* Prompt *
Show every line where "screenshot" occurs.

* Extracted entries *
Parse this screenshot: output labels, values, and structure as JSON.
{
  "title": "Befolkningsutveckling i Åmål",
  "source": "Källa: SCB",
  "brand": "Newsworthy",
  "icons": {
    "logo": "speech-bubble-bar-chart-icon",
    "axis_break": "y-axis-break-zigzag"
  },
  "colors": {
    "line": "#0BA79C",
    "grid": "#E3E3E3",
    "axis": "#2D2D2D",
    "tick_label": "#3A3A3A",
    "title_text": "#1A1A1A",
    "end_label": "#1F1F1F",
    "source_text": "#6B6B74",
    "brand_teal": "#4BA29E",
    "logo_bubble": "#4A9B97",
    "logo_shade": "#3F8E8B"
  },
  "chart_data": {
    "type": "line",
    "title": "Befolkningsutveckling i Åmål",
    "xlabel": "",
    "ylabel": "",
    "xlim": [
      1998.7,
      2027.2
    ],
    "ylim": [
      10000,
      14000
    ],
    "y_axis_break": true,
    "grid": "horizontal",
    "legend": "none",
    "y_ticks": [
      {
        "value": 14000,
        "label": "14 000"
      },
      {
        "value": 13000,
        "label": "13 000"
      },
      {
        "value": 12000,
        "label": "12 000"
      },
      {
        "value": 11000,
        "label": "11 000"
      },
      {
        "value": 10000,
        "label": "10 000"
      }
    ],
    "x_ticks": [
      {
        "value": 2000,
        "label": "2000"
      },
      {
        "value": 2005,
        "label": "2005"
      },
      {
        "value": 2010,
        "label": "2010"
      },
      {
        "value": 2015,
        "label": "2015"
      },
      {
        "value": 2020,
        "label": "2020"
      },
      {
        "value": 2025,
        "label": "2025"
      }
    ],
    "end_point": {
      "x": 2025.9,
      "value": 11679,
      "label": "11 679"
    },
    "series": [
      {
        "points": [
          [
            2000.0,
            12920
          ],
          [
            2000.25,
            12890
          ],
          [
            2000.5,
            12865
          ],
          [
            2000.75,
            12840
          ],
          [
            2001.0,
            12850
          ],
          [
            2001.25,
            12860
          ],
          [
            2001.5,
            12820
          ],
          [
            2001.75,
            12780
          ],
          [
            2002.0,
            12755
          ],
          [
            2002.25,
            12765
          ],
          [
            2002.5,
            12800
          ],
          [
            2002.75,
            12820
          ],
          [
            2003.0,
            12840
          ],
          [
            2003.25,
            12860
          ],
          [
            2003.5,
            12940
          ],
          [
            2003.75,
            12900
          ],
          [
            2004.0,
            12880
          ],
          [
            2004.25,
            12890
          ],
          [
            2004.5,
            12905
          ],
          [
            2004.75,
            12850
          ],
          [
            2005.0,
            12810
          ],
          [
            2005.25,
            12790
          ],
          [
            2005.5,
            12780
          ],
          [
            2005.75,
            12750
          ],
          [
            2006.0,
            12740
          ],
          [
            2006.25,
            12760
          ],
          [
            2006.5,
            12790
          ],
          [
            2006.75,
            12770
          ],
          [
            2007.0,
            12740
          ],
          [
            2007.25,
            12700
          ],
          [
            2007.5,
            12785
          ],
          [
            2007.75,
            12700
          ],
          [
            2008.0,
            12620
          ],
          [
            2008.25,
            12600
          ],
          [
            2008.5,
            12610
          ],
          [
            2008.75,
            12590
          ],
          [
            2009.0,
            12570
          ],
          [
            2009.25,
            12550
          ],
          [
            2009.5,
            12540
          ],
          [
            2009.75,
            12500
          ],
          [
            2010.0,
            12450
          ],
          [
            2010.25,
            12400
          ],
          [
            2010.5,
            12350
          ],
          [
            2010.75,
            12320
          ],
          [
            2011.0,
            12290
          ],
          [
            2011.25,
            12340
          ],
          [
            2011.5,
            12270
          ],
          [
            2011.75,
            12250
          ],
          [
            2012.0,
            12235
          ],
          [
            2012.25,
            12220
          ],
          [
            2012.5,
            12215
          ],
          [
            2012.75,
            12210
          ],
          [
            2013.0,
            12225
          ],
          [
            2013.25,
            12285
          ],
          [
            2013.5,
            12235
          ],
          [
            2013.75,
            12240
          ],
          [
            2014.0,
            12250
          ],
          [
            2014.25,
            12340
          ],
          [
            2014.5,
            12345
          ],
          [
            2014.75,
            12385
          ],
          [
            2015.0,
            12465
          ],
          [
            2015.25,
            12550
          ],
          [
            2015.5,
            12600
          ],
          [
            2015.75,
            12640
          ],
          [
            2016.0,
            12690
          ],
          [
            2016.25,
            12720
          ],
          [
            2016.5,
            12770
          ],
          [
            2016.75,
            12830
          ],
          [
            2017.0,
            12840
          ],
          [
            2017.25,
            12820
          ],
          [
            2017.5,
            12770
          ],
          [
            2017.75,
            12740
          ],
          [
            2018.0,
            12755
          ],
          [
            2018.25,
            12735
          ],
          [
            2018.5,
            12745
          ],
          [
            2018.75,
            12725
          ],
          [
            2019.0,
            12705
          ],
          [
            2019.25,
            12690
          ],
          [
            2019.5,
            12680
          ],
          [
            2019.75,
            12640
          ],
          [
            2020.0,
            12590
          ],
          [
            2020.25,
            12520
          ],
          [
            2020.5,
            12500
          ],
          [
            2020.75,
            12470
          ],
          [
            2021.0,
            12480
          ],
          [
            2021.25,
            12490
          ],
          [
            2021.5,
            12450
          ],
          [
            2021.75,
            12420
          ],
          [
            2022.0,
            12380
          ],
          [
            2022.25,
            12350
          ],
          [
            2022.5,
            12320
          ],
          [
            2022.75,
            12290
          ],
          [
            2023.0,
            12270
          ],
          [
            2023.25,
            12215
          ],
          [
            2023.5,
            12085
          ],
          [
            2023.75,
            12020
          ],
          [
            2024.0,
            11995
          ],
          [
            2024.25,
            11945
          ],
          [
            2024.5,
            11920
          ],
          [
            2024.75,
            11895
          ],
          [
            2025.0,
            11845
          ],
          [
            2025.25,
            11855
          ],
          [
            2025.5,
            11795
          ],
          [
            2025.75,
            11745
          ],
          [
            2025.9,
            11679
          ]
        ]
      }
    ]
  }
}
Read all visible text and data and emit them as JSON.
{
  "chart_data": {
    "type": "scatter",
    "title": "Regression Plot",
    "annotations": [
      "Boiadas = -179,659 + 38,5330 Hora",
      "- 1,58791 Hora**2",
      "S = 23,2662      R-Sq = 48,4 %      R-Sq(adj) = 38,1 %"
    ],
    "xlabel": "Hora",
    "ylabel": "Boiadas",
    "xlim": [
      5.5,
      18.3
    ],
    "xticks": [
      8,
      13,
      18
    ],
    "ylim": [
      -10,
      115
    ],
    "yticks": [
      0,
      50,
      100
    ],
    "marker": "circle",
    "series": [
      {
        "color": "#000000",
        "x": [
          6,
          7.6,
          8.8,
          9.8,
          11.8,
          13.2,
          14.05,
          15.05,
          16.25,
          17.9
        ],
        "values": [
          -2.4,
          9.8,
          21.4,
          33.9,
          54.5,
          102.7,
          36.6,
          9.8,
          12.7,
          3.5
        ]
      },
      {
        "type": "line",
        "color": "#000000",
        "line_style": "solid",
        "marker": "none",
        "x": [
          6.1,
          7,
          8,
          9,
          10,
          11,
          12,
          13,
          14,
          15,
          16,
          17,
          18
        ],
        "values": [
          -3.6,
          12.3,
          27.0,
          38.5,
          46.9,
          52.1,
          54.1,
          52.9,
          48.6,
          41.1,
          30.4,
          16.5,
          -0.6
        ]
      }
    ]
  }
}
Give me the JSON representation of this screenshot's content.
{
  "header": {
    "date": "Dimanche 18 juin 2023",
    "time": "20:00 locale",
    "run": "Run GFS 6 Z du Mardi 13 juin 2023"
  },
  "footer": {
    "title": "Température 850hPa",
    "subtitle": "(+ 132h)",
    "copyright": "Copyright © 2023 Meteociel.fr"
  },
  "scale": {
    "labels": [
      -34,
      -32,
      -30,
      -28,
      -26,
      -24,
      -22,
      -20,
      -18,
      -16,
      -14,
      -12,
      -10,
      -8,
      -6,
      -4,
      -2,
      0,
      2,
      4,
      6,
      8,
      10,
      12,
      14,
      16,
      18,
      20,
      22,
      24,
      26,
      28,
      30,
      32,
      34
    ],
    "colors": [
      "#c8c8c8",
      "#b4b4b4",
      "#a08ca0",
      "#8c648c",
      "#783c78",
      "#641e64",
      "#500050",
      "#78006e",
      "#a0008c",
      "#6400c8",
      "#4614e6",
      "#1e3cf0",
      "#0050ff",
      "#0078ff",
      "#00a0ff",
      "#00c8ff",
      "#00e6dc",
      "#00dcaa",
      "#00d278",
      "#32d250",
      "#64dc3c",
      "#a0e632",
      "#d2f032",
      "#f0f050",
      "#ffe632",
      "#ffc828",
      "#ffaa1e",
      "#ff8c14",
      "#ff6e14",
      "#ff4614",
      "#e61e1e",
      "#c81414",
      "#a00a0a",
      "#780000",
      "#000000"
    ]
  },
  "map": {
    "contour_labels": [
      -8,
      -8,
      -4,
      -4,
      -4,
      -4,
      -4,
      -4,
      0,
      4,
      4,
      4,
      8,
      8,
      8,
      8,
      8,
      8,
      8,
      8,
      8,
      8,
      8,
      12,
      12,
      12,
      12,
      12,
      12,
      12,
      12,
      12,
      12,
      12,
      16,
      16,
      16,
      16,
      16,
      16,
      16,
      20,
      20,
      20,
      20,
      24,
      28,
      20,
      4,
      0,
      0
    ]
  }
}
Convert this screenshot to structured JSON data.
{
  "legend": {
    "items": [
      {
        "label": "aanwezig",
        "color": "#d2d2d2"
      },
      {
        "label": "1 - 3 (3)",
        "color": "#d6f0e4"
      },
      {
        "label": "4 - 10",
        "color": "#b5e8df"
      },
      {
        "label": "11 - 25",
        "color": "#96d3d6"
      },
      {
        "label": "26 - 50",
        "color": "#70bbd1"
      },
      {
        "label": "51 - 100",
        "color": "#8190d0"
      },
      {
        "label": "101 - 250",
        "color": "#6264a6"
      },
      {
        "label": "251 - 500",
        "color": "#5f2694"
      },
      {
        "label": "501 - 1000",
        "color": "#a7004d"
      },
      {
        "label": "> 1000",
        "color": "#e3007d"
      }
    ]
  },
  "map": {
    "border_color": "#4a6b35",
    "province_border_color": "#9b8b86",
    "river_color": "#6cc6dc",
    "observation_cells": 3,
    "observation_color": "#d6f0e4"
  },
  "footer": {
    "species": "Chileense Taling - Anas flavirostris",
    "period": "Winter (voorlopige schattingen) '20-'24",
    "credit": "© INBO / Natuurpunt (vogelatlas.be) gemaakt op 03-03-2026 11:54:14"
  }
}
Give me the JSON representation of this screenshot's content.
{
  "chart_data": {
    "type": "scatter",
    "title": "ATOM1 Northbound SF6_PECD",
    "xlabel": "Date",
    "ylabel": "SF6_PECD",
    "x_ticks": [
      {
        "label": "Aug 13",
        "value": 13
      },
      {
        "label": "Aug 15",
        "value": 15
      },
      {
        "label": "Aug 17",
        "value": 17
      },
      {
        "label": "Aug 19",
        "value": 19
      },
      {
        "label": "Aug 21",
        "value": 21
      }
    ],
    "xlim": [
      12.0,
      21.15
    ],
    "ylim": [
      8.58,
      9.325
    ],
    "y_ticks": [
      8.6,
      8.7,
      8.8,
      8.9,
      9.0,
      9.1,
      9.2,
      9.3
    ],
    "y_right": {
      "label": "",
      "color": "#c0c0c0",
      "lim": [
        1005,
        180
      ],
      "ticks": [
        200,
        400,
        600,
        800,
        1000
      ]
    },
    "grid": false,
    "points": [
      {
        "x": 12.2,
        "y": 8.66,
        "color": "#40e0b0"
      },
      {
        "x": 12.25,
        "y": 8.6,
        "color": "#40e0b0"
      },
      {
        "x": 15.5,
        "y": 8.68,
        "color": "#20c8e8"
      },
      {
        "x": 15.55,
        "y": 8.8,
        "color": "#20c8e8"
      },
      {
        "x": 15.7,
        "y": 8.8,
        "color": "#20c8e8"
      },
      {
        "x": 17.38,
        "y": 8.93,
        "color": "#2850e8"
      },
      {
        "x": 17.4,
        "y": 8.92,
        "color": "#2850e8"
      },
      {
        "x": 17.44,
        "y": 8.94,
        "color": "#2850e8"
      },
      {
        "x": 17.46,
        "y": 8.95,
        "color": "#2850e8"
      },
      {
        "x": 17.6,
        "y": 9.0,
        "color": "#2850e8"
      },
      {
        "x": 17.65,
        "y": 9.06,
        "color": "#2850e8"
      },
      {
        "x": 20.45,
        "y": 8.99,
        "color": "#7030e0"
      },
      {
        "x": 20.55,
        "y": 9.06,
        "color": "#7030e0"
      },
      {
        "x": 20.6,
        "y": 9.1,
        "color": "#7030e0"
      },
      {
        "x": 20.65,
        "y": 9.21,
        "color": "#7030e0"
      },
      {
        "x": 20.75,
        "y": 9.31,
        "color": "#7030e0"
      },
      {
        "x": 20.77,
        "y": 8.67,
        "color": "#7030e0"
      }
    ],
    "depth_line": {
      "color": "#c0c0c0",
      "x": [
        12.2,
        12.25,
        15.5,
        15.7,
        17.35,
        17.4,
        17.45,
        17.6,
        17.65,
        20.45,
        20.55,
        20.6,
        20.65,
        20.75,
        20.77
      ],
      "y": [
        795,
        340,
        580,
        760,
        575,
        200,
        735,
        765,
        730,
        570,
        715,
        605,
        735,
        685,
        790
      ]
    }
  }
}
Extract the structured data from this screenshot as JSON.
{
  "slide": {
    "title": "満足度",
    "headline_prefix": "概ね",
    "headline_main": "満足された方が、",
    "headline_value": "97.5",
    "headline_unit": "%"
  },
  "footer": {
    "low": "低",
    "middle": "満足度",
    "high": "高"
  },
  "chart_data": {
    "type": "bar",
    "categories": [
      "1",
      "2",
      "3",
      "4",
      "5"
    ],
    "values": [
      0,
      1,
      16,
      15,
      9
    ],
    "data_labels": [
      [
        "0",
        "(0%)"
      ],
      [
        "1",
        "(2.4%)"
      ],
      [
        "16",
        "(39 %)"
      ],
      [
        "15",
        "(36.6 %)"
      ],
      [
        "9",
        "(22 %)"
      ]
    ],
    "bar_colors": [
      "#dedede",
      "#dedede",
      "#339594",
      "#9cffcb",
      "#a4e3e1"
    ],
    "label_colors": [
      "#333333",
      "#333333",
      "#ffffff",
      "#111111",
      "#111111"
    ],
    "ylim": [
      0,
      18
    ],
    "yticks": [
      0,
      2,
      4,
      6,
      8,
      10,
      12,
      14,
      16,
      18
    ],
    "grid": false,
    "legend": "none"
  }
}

* Task output *
Parse this screenshot: output labels, values, and structure as JSON.
Give me the JSON representation of this screenshot's content.
Convert this screenshot to structured JSON data.
Give me the JSON representation of this screenshot's content.
Extract the structured data from this screenshot as JSON.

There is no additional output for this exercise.